Stated problem:
Give the lines of the data below as a JSON list of strings, one string per line with blank lines omitted, starting from the first line and ending with the line containing "legend-label: 30-40 xyxy=(1646,500,1702,523)", both included.

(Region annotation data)
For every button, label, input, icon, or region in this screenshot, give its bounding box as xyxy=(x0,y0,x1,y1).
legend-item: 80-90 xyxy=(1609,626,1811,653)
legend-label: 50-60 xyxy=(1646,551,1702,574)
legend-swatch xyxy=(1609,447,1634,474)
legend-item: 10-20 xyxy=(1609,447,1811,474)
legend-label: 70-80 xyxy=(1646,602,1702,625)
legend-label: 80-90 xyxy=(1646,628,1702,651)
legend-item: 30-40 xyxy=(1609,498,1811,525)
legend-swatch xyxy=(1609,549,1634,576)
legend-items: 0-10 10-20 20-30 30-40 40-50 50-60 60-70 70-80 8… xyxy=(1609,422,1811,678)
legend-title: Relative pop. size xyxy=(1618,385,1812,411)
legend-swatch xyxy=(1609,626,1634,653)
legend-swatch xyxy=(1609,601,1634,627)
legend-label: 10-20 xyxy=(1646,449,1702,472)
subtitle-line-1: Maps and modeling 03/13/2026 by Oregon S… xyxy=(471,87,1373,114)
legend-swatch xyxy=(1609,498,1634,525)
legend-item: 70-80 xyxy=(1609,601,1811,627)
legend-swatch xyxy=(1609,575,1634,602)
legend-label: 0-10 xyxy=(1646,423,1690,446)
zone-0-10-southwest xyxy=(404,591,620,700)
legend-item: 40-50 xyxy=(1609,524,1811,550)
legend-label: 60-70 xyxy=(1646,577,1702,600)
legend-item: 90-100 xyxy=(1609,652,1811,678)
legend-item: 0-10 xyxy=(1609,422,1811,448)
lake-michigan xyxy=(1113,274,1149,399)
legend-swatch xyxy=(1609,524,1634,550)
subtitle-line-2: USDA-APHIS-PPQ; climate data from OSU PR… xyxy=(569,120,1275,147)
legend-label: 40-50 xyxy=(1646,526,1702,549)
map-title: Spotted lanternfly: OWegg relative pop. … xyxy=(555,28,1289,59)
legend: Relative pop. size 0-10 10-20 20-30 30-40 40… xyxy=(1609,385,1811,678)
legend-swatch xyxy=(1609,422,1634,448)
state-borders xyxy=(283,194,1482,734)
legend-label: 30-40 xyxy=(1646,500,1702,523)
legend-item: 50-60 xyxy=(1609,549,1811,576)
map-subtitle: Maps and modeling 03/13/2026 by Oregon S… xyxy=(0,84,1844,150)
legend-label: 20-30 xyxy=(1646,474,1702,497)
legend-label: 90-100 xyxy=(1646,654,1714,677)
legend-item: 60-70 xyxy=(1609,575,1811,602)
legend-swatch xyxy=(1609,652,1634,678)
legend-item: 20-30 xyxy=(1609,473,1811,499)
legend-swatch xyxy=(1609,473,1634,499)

Output:
[
  "For every button, label, input, icon, or region in this screenshot, give its bounding box as xyxy=(x0,y0,x1,y1).",
  "legend-item: 80-90 xyxy=(1609,626,1811,653)",
  "legend-label: 50-60 xyxy=(1646,551,1702,574)",
  "legend-swatch xyxy=(1609,447,1634,474)",
  "legend-item: 10-20 xyxy=(1609,447,1811,474)",
  "legend-label: 70-80 xyxy=(1646,602,1702,625)",
  "legend-label: 80-90 xyxy=(1646,628,1702,651)",
  "legend-item: 30-40 xyxy=(1609,498,1811,525)",
  "legend-swatch xyxy=(1609,549,1634,576)",
  "legend-items: 0-10 10-20 20-30 30-40 40-50 50-60 60-70 70-80 8… xyxy=(1609,422,1811,678)",
  "legend-title: Relative pop. size xyxy=(1618,385,1812,411)",
  "legend-swatch xyxy=(1609,626,1634,653)",
  "legend-swatch xyxy=(1609,601,1634,627)",
  "legend-label: 10-20 xyxy=(1646,449,1702,472)",
  "subtitle-line-1: Maps and modeling 03/13/2026 by Oregon S… xyxy=(471,87,1373,114)",
  "legend-swatch xyxy=(1609,498,1634,525)",
  "legend-item: 70-80 xyxy=(1609,601,1811,627)",
  "legend-swatch xyxy=(1609,575,1634,602)",
  "legend-label: 0-10 xyxy=(1646,423,1690,446)",
  "zone-0-10-southwest xyxy=(404,591,620,700)",
  "legend-item: 40-50 xyxy=(1609,524,1811,550)",
  "legend-label: 60-70 xyxy=(1646,577,1702,600)",
  "legend-item: 90-100 xyxy=(1609,652,1811,678)",
  "legend-item: 0-10 xyxy=(1609,422,1811,448)",
  "lake-michigan xyxy=(1113,274,1149,399)",
  "legend-swatch xyxy=(1609,524,1634,550)",
  "subtitle-line-2: USDA-APHIS-PPQ; climate data from OSU PR… xyxy=(569,120,1275,147)",
  "legend-label: 40-50 xyxy=(1646,526,1702,549)",
  "map-title: Spotted lanternfly: OWegg relative pop. … xyxy=(555,28,1289,59)",
  "legend: Relative pop. size 0-10 10-20 20-30 30-40 40… xyxy=(1609,385,1811,678)",
  "legend-swatch xyxy=(1609,422,1634,448)",
  "state-borders xyxy=(283,194,1482,734)",
  "legend-label: 30-40 xyxy=(1646,500,1702,523)"
]